------ Estratto del testo
II Domenica di Pasqua – Anno A

Letture: At 2,42-47 / Sal 117 / 1Pt 1,3-9/ Gv 20,19-31


DIVINA MISERICORDIA



Si conclude l'ottava di Pasqua, il grande «giorno che ha fatto il Signore» (salmo responsoriale) per noi, per la nostra salvezza e la nostra gioia. Ma l'esperienza dei primi testimoni del Risorto ci ricorda che la gioia della risurrezione non è affatto una conquista immediata e scontato per la nostra anima. È piuttosto un grande mistero che si compie nella misura in cui lasciamo lasciare entrare dentro le «porte chiuse» (Gv 20,19) della nostra vita la forza inarrestabile dell'amore che ha spinto Gesù a donare la sua vita e per il quale la sua vita non ha potuto rimanere nelle tenebre del sepolcro. 


Misericordia eterna

Tutti i racconti delle apparizioni sono concordi nel raccontarci come non sia affatto semplice riconoscere il Signore dopo la sua risurrezione. Anzi, sembra quasi che egli si metta a giocare a nascondino con i suoi discepoli, mostrandosi sempre in ritardo e attraverso segni: le bende, il cuore che arde, la rete che raccoglie pesci, la testimonianza delle donne. I discepoli fanno un’enorme fatica a vedere e a credere. Probabilmente non si sono ancora rassegnati e convertiti al Vangelo della croce, cioè quel modo paradossale con con cui Cristo ha vinto il peccato e la morte. Intuiscono forse che continuare a seguire un simile Maestro espone ad altissimi rischi la loro vita. Si accorgono di non essere ancora capaci di vivere un amore così grande, di non essere disposti ad offrire se stessi gratuitamente, come ha fatto Gesù. Non aggiungiamo molto ai testi sacri se li immaginiamo feriti e delusi dell’esperienza vissuta insieme al Maestro di Nazaret. Tristi, come persone che dopo aver scommesso la vita su un grande progetto, ora stanno a guardare delusi il suo evidente e indiscutibile fallimento.


Il Signore entra in questo dolore cocente, mentre «erano chiuse le porte del luogo dove si trovavano i discepoli per timore dei Giudei» (20,19). E sceglie di puntare subito al cuore del problema, con due parole piene di amore: «Pace a voi!» (20,21). È il saluto ebraico che celebra la presenza dentro la storia del Dio della salvezza. Gesù le pronuncia due volte. La prima per donare gioia a coloro che si sentono ancora profondamente in colpa per non aver saputo seguire il Maestro fino alla fine e per averlo lasciato morire sulla croce. Gesù mostra «loro le mani e il costato» (20,20), annunciando così che il dolore e la morte non sono state l’ultima parola! La seconda volta il saluto di pace è il nome della missione a cui i discepoli sono chiamati: «Come il Padre ha mandato me, anch’io mando voi... Ricevete lo Spirito Santo; a chi rimetterete i peccati, saranno rimessi; e a chi non li rimetterete, resteranno non rimessi» (20,21.23). Attraverso questo momento di riconciliazione con Gesù, gli apostoli sono ormai abilitati a trasmettere a tutti il dono della pace che stanno gustando come esperienza di misericordia.
------------
» **Esercizio**:
Rispondi alle seguenti domande sul testo.
(a) Che cosa si conclude, secondo il paragrafo iniziale?
(b) Attraverso quali segni si mostra il Signore ai discepoli, secondo la sezione «Misericordia eterna»?
(c) Che cosa rappresenta il saluto di pace la seconda volta che Gesù lo pronuncia?
------ Dati forniti
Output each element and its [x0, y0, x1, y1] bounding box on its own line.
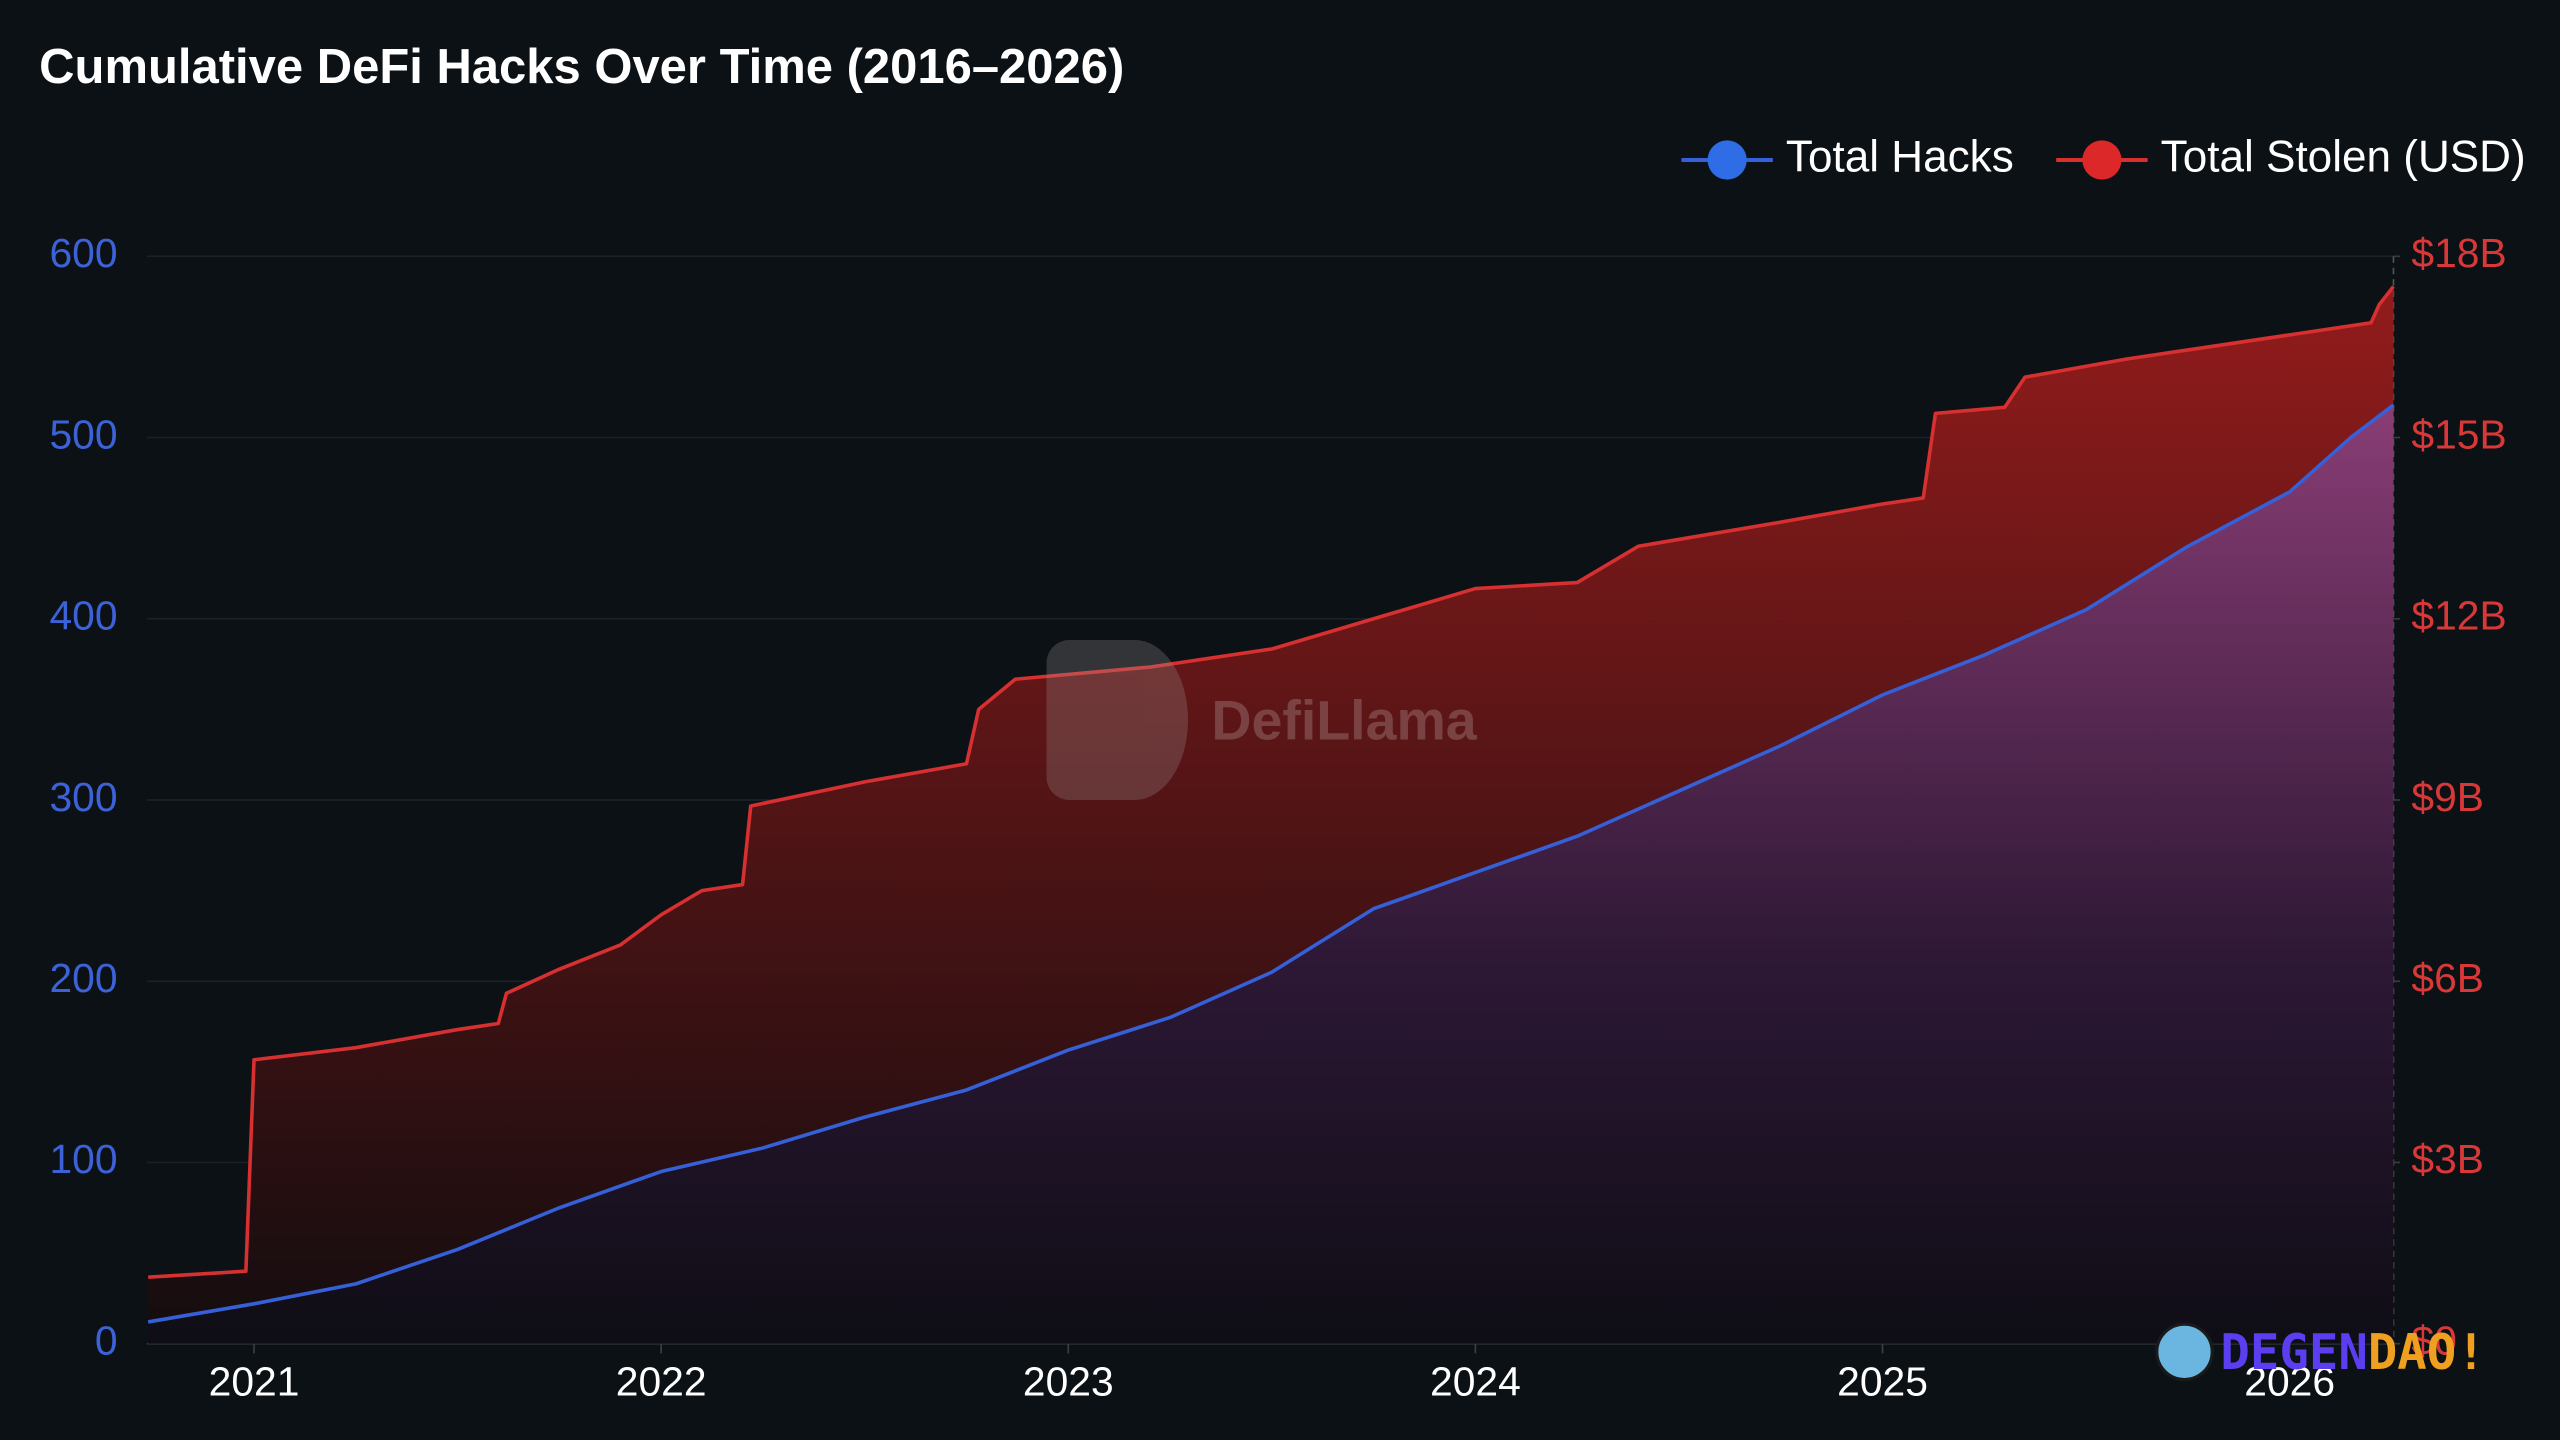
------------
» **Soluzione**:
(a) L'ottava di Pasqua.
(b) Le bende, il cuore che arde, la rete che raccoglie pesci e la testimonianza delle donne.
(c) Il nome della missione a cui i discepoli sono chiamati.